The task: For each line in the data below that holds "color", return a copy.

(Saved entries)

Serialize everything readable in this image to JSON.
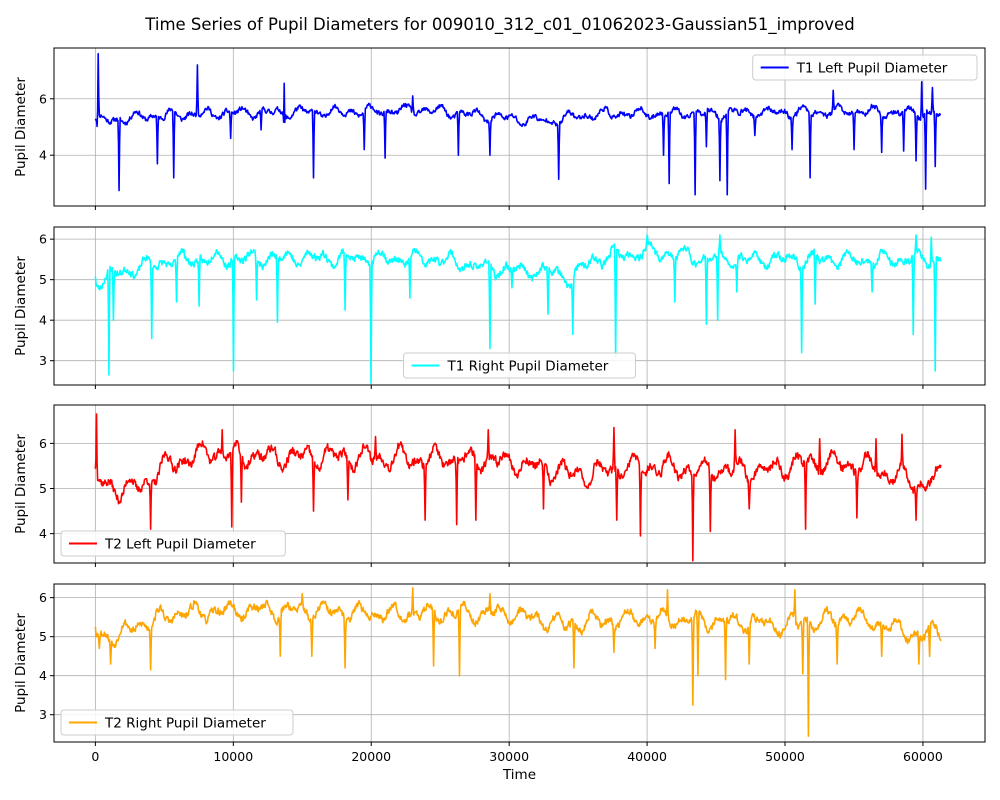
{
  "figure": {
    "title": "Time Series of Pupil Diameters for 009010_312_c01_01062023-Gaussian51_improved"
  },
  "chart_data": [
    {
      "type": "line",
      "ylabel": "Pupil Diameter",
      "xlim": [
        -3000,
        64500
      ],
      "ylim": [
        2.2,
        7.8
      ],
      "yticks": [
        4,
        6
      ],
      "xticks": [
        0,
        10000,
        20000,
        30000,
        40000,
        50000,
        60000
      ],
      "grid": true,
      "legend_position": "upper right",
      "series": [
        {
          "name": "T1 Left Pupil Diameter",
          "color": "#0000ff",
          "seed": 11,
          "base": 5.45,
          "amp": 0.22,
          "noise": 0.14,
          "x_max": 61300,
          "anchors": [
            [
              0,
              5.2
            ],
            [
              2000,
              5.3
            ],
            [
              4000,
              5.4
            ],
            [
              10000,
              5.5
            ],
            [
              20000,
              5.55
            ],
            [
              24000,
              5.6
            ],
            [
              28000,
              5.4
            ],
            [
              30000,
              5.3
            ],
            [
              33000,
              5.2
            ],
            [
              34500,
              5.35
            ],
            [
              36000,
              5.45
            ],
            [
              45000,
              5.5
            ],
            [
              55000,
              5.55
            ],
            [
              60000,
              5.5
            ],
            [
              61300,
              5.4
            ]
          ],
          "dips": [
            [
              150,
              4.6
            ],
            [
              1700,
              2.75
            ],
            [
              4500,
              3.7
            ],
            [
              5700,
              3.2
            ],
            [
              9800,
              4.6
            ],
            [
              12000,
              4.9
            ],
            [
              13700,
              2.5
            ],
            [
              15800,
              3.2
            ],
            [
              19500,
              4.2
            ],
            [
              21000,
              3.9
            ],
            [
              26300,
              4.0
            ],
            [
              28600,
              4.0
            ],
            [
              33600,
              3.15
            ],
            [
              41200,
              4.0
            ],
            [
              41600,
              3.0
            ],
            [
              43500,
              2.6
            ],
            [
              44300,
              4.3
            ],
            [
              45300,
              3.1
            ],
            [
              45800,
              2.6
            ],
            [
              47800,
              4.7
            ],
            [
              50500,
              4.2
            ],
            [
              51800,
              3.2
            ],
            [
              55000,
              4.2
            ],
            [
              57000,
              4.1
            ],
            [
              58600,
              4.15
            ],
            [
              59500,
              3.8
            ],
            [
              60200,
              2.8
            ],
            [
              60900,
              3.6
            ]
          ],
          "spikes": [
            [
              200,
              7.6
            ],
            [
              7400,
              7.2
            ],
            [
              13700,
              6.55
            ],
            [
              23000,
              6.1
            ],
            [
              53500,
              6.3
            ],
            [
              59900,
              6.6
            ],
            [
              60700,
              6.4
            ]
          ]
        }
      ]
    },
    {
      "type": "line",
      "ylabel": "Pupil Diameter",
      "xlim": [
        -3000,
        64500
      ],
      "ylim": [
        2.4,
        6.3
      ],
      "yticks": [
        3,
        4,
        5,
        6
      ],
      "xticks": [
        0,
        10000,
        20000,
        30000,
        40000,
        50000,
        60000
      ],
      "grid": true,
      "legend_position": "lower center",
      "series": [
        {
          "name": "T1 Right Pupil Diameter",
          "color": "#00ffff",
          "seed": 23,
          "base": 5.45,
          "amp": 0.22,
          "noise": 0.14,
          "x_max": 61300,
          "anchors": [
            [
              0,
              4.95
            ],
            [
              1000,
              5.1
            ],
            [
              3000,
              5.3
            ],
            [
              6000,
              5.5
            ],
            [
              15000,
              5.55
            ],
            [
              25000,
              5.5
            ],
            [
              28000,
              5.3
            ],
            [
              30000,
              5.25
            ],
            [
              33000,
              5.2
            ],
            [
              34500,
              5.0
            ],
            [
              36000,
              5.5
            ],
            [
              40000,
              5.7
            ],
            [
              45000,
              5.5
            ],
            [
              55000,
              5.5
            ],
            [
              61300,
              5.5
            ]
          ],
          "dips": [
            [
              1000,
              2.65
            ],
            [
              1300,
              4.0
            ],
            [
              4100,
              3.55
            ],
            [
              5900,
              4.45
            ],
            [
              7500,
              4.35
            ],
            [
              10000,
              2.75
            ],
            [
              11700,
              4.5
            ],
            [
              13200,
              3.95
            ],
            [
              18100,
              4.25
            ],
            [
              20000,
              2.45
            ],
            [
              22800,
              4.55
            ],
            [
              28600,
              3.3
            ],
            [
              30200,
              4.8
            ],
            [
              32800,
              4.15
            ],
            [
              34600,
              3.65
            ],
            [
              37700,
              3.1
            ],
            [
              42000,
              4.45
            ],
            [
              44300,
              3.9
            ],
            [
              45100,
              4.0
            ],
            [
              46500,
              4.7
            ],
            [
              51200,
              3.2
            ],
            [
              52200,
              4.4
            ],
            [
              56300,
              4.7
            ],
            [
              59300,
              3.65
            ],
            [
              60900,
              2.75
            ]
          ],
          "spikes": [
            [
              40000,
              6.1
            ],
            [
              45300,
              6.1
            ],
            [
              59500,
              6.1
            ],
            [
              60600,
              6.05
            ]
          ]
        }
      ]
    },
    {
      "type": "line",
      "ylabel": "Pupil Diameter",
      "xlim": [
        -3000,
        64500
      ],
      "ylim": [
        3.35,
        6.85
      ],
      "yticks": [
        4,
        5,
        6
      ],
      "xticks": [
        0,
        10000,
        20000,
        30000,
        40000,
        50000,
        60000
      ],
      "grid": true,
      "legend_position": "lower left",
      "series": [
        {
          "name": "T2 Left Pupil Diameter",
          "color": "#ff0000",
          "seed": 37,
          "base": 5.6,
          "amp": 0.28,
          "noise": 0.16,
          "x_max": 61300,
          "anchors": [
            [
              0,
              5.2
            ],
            [
              1500,
              5.0
            ],
            [
              3000,
              5.0
            ],
            [
              5000,
              5.5
            ],
            [
              8000,
              5.8
            ],
            [
              12000,
              5.7
            ],
            [
              20000,
              5.7
            ],
            [
              30000,
              5.6
            ],
            [
              35000,
              5.3
            ],
            [
              40000,
              5.5
            ],
            [
              45000,
              5.4
            ],
            [
              48000,
              5.4
            ],
            [
              52000,
              5.6
            ],
            [
              56000,
              5.5
            ],
            [
              60000,
              5.1
            ],
            [
              61300,
              5.3
            ]
          ],
          "dips": [
            [
              100,
              4.7
            ],
            [
              4000,
              4.1
            ],
            [
              9900,
              4.15
            ],
            [
              10600,
              4.7
            ],
            [
              15800,
              4.5
            ],
            [
              18300,
              4.75
            ],
            [
              23900,
              4.3
            ],
            [
              26200,
              4.2
            ],
            [
              27600,
              4.3
            ],
            [
              32500,
              4.55
            ],
            [
              37800,
              4.3
            ],
            [
              39500,
              3.95
            ],
            [
              43300,
              3.4
            ],
            [
              44600,
              4.05
            ],
            [
              47400,
              4.55
            ],
            [
              51500,
              4.1
            ],
            [
              55200,
              4.35
            ],
            [
              59500,
              4.3
            ]
          ],
          "spikes": [
            [
              100,
              6.65
            ],
            [
              9200,
              6.3
            ],
            [
              20300,
              6.15
            ],
            [
              28500,
              6.3
            ],
            [
              37600,
              6.35
            ],
            [
              46400,
              6.3
            ],
            [
              52500,
              6.1
            ],
            [
              56600,
              6.1
            ],
            [
              58500,
              6.2
            ]
          ]
        }
      ]
    },
    {
      "type": "line",
      "ylabel": "Pupil Diameter",
      "xlabel": "Time",
      "xlim": [
        -3000,
        64500
      ],
      "ylim": [
        2.3,
        6.35
      ],
      "yticks": [
        3,
        4,
        5,
        6
      ],
      "xticks": [
        0,
        10000,
        20000,
        30000,
        40000,
        50000,
        60000
      ],
      "grid": true,
      "legend_position": "lower left",
      "series": [
        {
          "name": "T2 Right Pupil Diameter",
          "color": "#ffa500",
          "seed": 53,
          "base": 5.55,
          "amp": 0.26,
          "noise": 0.16,
          "x_max": 61300,
          "anchors": [
            [
              0,
              5.1
            ],
            [
              1500,
              5.0
            ],
            [
              3000,
              5.3
            ],
            [
              6000,
              5.6
            ],
            [
              12000,
              5.7
            ],
            [
              20000,
              5.6
            ],
            [
              30000,
              5.6
            ],
            [
              34000,
              5.3
            ],
            [
              40000,
              5.5
            ],
            [
              45000,
              5.4
            ],
            [
              50000,
              5.3
            ],
            [
              55000,
              5.5
            ],
            [
              60000,
              5.0
            ],
            [
              61300,
              5.2
            ]
          ],
          "dips": [
            [
              300,
              4.7
            ],
            [
              1100,
              4.3
            ],
            [
              4000,
              4.15
            ],
            [
              13400,
              4.5
            ],
            [
              15700,
              4.5
            ],
            [
              18100,
              4.2
            ],
            [
              24500,
              4.25
            ],
            [
              26400,
              4.0
            ],
            [
              34700,
              4.2
            ],
            [
              37600,
              4.6
            ],
            [
              40600,
              4.7
            ],
            [
              43300,
              3.25
            ],
            [
              43700,
              4.0
            ],
            [
              45700,
              3.9
            ],
            [
              47400,
              4.3
            ],
            [
              51300,
              4.05
            ],
            [
              51700,
              2.45
            ],
            [
              53800,
              4.3
            ],
            [
              57000,
              4.5
            ],
            [
              59700,
              4.3
            ],
            [
              60500,
              4.5
            ]
          ],
          "spikes": [
            [
              15000,
              6.1
            ],
            [
              23000,
              6.25
            ],
            [
              28600,
              6.1
            ],
            [
              41500,
              6.2
            ],
            [
              50700,
              6.2
            ]
          ]
        }
      ]
    }
  ]
}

Complete response:
          "color": "#0000ff",
          "color": "#00ffff",
          "color": "#ff0000",
          "color": "#ffa500",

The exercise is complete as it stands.